→ STATED PROBLEM
Copy out every line that contains "Session".

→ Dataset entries
** Start **

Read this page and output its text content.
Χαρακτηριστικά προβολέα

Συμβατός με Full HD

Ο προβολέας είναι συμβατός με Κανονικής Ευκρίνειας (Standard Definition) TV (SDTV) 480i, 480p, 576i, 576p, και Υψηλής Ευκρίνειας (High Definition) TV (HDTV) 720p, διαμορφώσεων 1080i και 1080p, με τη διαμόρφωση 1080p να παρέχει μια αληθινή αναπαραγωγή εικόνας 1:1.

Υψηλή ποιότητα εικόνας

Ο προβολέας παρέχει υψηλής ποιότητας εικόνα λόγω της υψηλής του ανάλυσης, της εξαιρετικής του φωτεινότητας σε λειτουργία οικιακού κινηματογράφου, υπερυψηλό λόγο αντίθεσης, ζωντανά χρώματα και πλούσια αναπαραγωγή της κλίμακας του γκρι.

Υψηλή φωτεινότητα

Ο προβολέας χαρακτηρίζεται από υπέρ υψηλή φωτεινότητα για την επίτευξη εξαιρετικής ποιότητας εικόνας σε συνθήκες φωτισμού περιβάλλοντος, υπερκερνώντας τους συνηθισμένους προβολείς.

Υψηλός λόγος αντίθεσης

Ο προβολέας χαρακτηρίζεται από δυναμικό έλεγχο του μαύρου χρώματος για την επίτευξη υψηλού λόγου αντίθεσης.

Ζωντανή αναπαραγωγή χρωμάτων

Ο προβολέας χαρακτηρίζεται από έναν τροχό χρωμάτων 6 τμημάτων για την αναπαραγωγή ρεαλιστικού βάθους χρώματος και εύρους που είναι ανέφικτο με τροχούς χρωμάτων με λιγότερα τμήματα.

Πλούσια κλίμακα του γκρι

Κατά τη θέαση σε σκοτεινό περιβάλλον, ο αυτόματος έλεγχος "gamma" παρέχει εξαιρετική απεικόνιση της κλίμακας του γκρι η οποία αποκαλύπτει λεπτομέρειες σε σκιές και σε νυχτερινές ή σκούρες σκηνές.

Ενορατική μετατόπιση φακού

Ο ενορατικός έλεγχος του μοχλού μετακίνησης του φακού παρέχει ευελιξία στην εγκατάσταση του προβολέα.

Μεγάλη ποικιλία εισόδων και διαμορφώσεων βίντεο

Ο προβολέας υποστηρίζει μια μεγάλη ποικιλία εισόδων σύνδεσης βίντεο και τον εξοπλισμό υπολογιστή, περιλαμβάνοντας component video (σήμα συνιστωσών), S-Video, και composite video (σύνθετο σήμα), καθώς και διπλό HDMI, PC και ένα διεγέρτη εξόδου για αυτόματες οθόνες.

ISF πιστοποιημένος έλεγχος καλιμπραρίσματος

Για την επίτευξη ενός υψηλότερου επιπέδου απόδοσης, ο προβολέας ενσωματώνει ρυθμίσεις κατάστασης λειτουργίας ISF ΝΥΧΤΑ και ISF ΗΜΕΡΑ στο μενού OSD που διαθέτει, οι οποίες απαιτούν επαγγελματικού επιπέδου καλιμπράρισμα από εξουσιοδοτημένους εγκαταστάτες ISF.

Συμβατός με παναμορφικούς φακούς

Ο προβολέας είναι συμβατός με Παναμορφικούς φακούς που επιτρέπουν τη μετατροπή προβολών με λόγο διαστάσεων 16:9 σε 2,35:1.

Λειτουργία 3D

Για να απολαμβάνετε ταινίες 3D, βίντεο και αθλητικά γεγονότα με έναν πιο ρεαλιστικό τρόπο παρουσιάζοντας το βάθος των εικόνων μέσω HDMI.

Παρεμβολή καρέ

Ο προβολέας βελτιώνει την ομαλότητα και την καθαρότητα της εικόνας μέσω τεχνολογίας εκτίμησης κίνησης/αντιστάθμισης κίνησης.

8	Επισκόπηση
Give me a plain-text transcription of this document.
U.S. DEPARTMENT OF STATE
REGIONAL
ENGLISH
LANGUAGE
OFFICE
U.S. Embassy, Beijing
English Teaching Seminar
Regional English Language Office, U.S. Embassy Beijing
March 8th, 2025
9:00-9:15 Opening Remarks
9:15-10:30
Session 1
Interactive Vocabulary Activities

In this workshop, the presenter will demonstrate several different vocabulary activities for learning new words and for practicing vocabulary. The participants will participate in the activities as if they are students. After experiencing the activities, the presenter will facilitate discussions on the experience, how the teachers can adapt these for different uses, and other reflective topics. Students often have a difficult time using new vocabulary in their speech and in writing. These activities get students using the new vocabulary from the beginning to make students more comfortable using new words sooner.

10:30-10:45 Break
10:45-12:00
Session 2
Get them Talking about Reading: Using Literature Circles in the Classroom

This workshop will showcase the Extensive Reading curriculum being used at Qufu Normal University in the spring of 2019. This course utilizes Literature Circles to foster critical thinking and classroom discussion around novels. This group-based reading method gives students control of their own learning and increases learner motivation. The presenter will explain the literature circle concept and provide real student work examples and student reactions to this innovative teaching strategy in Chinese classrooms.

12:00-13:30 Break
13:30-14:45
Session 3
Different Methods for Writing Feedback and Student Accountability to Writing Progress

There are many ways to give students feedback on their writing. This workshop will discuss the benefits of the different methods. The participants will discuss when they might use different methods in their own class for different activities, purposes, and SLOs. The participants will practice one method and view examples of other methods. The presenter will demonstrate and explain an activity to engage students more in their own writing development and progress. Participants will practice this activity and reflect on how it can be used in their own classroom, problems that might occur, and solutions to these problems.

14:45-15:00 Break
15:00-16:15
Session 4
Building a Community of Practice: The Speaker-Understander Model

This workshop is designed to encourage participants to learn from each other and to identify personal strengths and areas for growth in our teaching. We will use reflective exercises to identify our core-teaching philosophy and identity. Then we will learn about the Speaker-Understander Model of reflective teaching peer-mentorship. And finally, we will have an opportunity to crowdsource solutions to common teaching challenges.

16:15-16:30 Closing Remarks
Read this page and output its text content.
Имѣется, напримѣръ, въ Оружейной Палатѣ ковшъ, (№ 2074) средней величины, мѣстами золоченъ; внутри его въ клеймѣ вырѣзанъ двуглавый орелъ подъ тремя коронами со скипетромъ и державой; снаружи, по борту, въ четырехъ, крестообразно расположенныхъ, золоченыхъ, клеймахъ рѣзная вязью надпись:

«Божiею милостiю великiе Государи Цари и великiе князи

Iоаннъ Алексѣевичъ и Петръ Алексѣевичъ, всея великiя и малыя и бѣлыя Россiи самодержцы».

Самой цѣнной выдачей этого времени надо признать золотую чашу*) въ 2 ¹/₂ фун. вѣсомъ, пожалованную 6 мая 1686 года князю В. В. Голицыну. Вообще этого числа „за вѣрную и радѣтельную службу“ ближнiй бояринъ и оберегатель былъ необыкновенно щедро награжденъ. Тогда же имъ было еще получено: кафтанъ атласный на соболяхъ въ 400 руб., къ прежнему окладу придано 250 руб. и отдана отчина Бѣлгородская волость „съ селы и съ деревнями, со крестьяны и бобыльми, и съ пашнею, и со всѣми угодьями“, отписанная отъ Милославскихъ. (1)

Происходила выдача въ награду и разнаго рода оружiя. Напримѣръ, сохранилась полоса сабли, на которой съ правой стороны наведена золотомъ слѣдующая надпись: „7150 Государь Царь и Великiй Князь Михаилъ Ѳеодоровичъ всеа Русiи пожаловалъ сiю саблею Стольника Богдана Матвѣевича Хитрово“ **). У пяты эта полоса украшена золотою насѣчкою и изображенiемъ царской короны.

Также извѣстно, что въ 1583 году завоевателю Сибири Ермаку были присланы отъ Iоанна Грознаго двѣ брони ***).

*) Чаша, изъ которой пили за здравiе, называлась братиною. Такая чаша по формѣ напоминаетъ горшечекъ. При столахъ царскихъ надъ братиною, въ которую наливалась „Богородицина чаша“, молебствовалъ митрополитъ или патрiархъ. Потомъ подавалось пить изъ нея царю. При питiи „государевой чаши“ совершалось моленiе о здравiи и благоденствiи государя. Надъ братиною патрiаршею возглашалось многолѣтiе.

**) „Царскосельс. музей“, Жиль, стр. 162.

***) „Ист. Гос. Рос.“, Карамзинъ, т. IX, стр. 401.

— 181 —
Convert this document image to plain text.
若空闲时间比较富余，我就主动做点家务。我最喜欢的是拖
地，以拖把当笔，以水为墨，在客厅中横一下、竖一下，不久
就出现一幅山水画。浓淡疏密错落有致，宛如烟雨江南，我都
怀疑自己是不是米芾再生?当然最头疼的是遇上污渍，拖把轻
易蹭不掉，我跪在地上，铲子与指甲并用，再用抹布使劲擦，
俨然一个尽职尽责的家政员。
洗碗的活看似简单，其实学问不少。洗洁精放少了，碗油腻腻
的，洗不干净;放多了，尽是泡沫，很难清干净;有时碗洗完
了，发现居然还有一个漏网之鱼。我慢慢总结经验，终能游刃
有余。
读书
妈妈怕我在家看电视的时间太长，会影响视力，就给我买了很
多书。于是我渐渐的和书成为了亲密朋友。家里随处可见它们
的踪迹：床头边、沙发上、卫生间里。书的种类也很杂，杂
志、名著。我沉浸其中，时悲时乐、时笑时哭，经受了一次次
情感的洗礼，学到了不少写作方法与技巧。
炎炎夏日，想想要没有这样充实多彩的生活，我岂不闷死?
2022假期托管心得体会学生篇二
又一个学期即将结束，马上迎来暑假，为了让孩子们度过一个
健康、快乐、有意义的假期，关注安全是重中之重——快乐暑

** End **

→ FULL RESPONSE
Session 1
Session 2
Session 3
Session 4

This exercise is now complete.